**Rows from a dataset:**
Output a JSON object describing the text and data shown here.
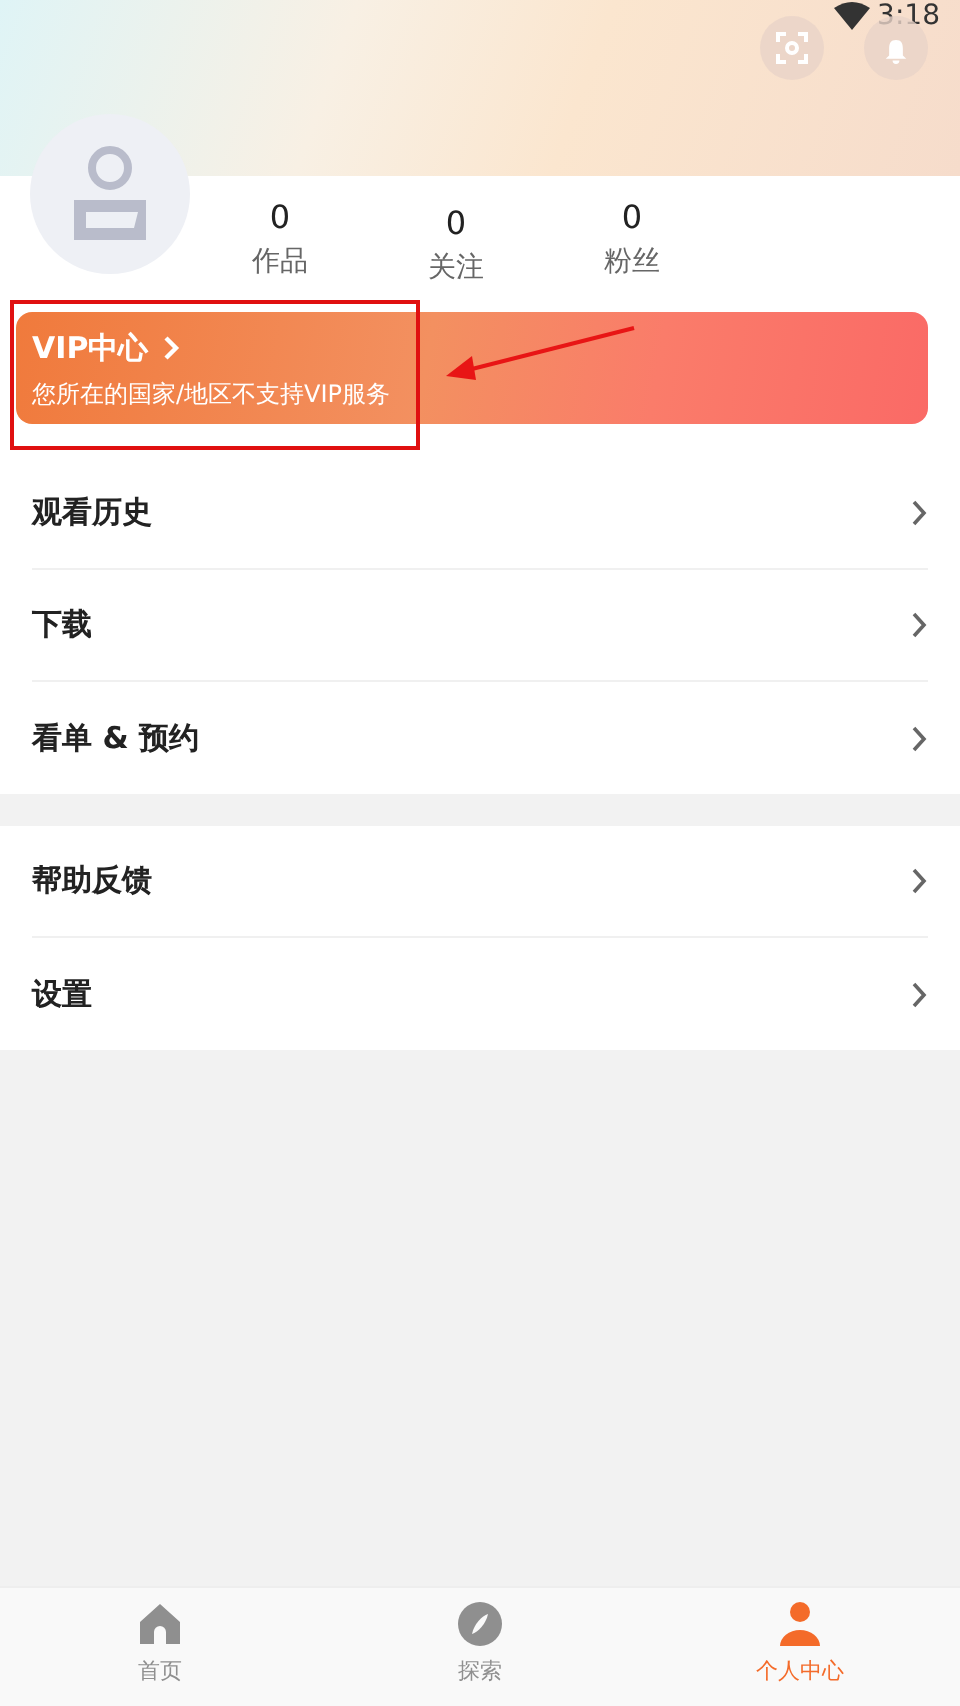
{
  "status_bar": {
    "time": "3:18"
  },
  "profile": {
    "stats": [
      {
        "value": "0",
        "label": "作品"
      },
      {
        "value": "0",
        "label": "关注"
      },
      {
        "value": "0",
        "label": "粉丝"
      }
    ]
  },
  "vip_card": {
    "title": "VIP中心",
    "subtitle": "您所在的国家/地区不支持VIP服务"
  },
  "menu_groups": [
    {
      "items": [
        {
          "label": "观看历史"
        },
        {
          "label": "下载"
        },
        {
          "label": "看单 & 预约"
        }
      ]
    },
    {
      "items": [
        {
          "label": "帮助反馈"
        },
        {
          "label": "设置"
        }
      ]
    }
  ],
  "bottom_nav": [
    {
      "kind": "home",
      "label": "首页",
      "selected": false
    },
    {
      "kind": "explore",
      "label": "探索",
      "selected": false
    },
    {
      "kind": "profile",
      "label": "个人中心",
      "selected": true
    }
  ]
}
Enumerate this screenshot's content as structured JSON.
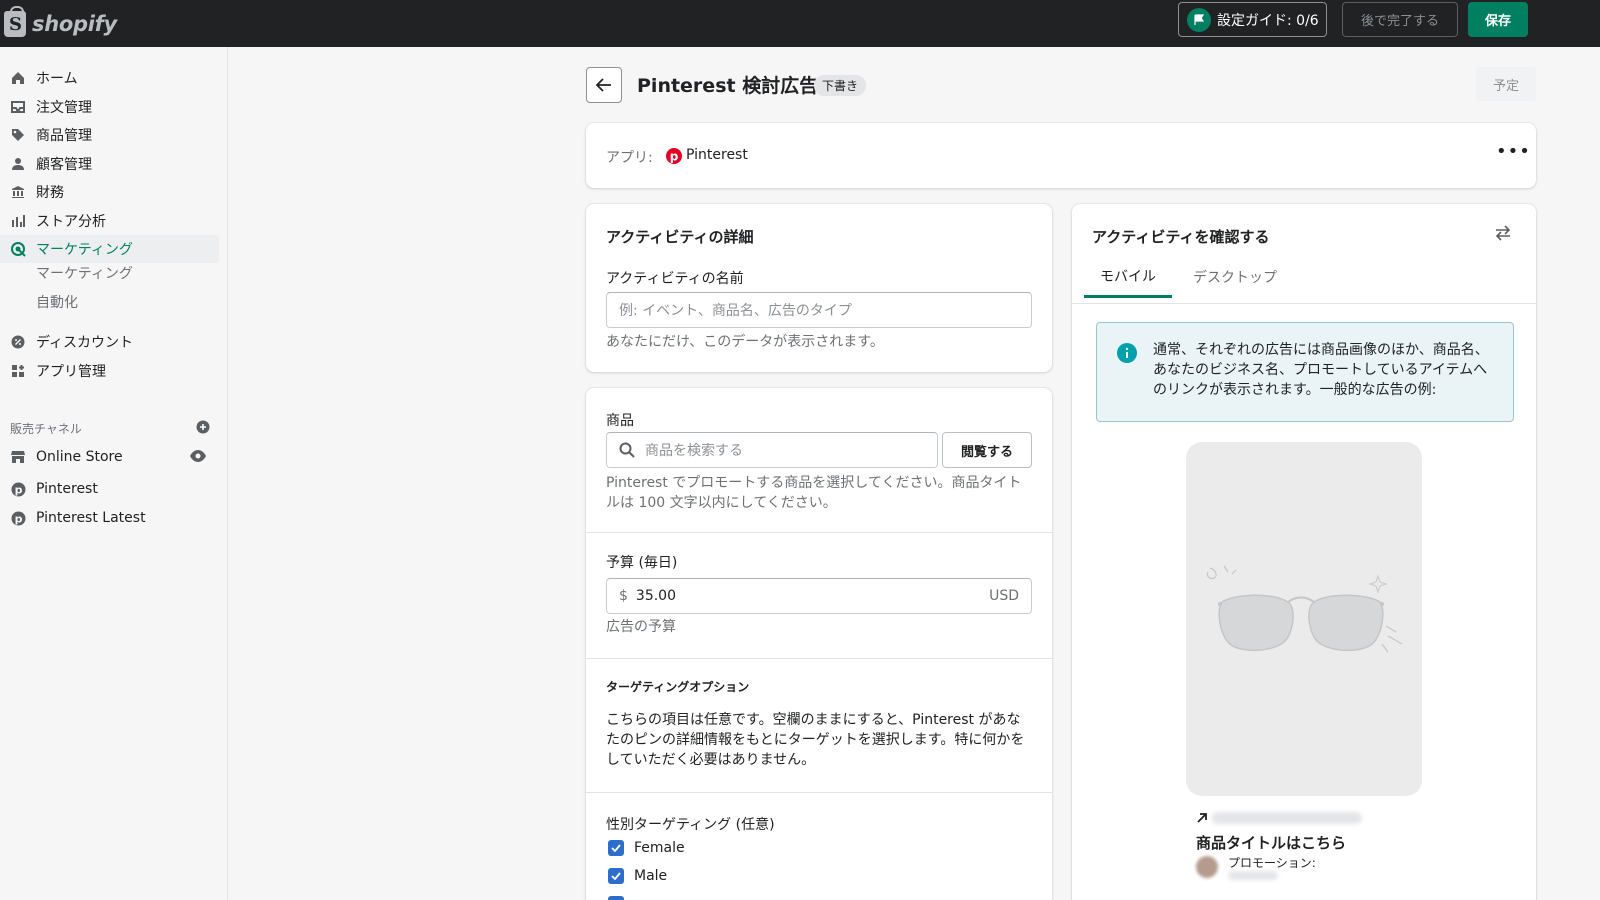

**Given exercise:** Exclude the images and reproduce the remaining data exactly.

**Correct answer:**
Output a JSON object describing the text and data shown here.
{
  "status_bar": {
    "time": "3:18"
  },
  "profile": {
    "stats": [
      {
        "value": "0",
        "label": "作品"
      },
      {
        "value": "0",
        "label": "关注"
      },
      {
        "value": "0",
        "label": "粉丝"
      }
    ]
  },
  "vip_card": {
    "title": "VIP中心",
    "subtitle": "您所在的国家/地区不支持VIP服务"
  },
  "menu_groups": [
    {
      "items": [
        {
          "label": "观看历史"
        },
        {
          "label": "下载"
        },
        {
          "label": "看单 & 预约"
        }
      ]
    },
    {
      "items": [
        {
          "label": "帮助反馈"
        },
        {
          "label": "设置"
        }
      ]
    }
  ],
  "bottom_nav": [
    {
      "kind": "home",
      "label": "首页",
      "selected": false
    },
    {
      "kind": "explore",
      "label": "探索",
      "selected": false
    },
    {
      "kind": "profile",
      "label": "个人中心",
      "selected": true
    }
  ]
}
Enumerate this screenshot's content as structured JSON.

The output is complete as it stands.